*What is required*: How many lines of the data below contain the word "discrete"? Count them and reply with the number alone.

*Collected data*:
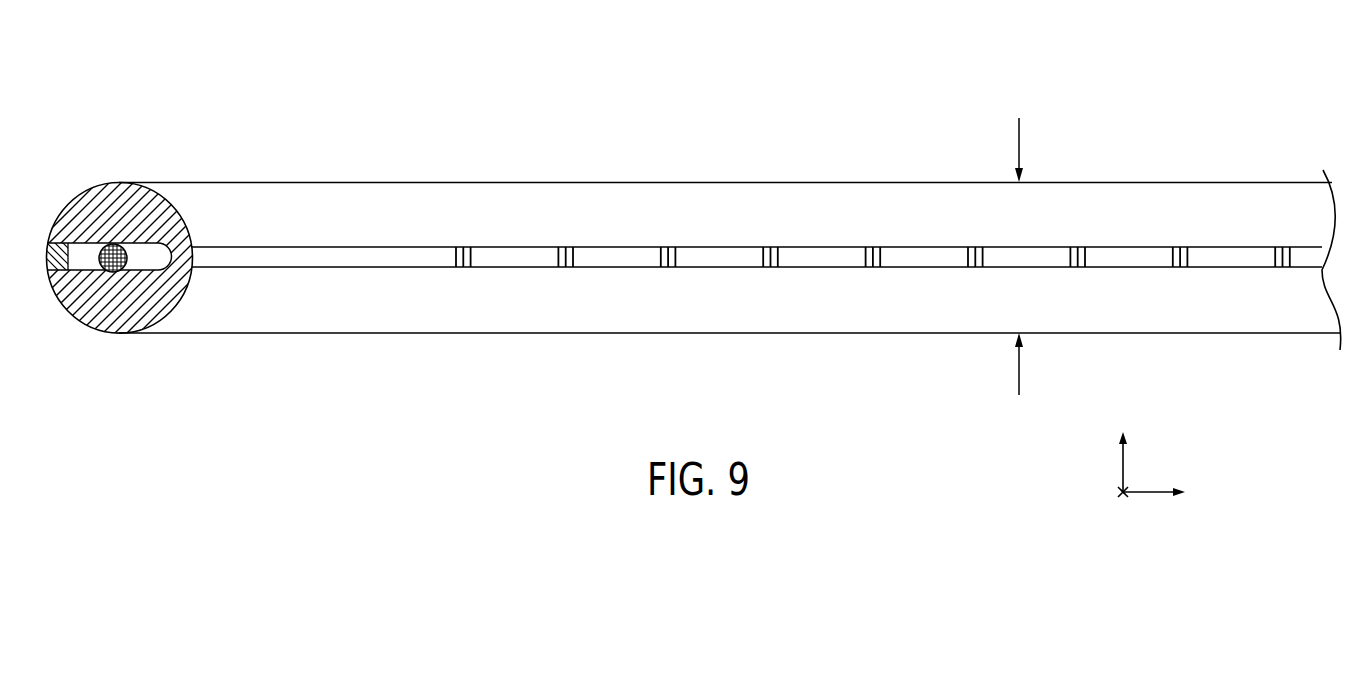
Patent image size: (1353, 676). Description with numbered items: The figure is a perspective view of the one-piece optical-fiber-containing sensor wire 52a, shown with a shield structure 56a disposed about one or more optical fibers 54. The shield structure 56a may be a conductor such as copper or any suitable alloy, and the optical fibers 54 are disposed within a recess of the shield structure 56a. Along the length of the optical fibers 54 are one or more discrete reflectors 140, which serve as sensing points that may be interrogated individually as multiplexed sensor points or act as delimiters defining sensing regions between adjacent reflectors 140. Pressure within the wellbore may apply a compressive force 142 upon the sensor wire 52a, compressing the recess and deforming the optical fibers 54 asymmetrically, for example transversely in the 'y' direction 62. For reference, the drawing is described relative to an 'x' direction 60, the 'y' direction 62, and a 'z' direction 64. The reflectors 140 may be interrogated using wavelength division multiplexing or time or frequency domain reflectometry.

The one-piece optical-fiber-containing sensor wire 52a is at (217, 84).
The shield structure 56a is at (212, 182).
The optical fibers 54 is at (106, 271).
The discrete reflectors 140 is at (455, 258).
The compressive force 142 is at (1019, 144).
The 'x' direction 60 is at (1151, 491).
The 'y' direction 62 is at (1125, 465).
The 'z' direction 64 is at (1119, 492).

*Expected output*: 2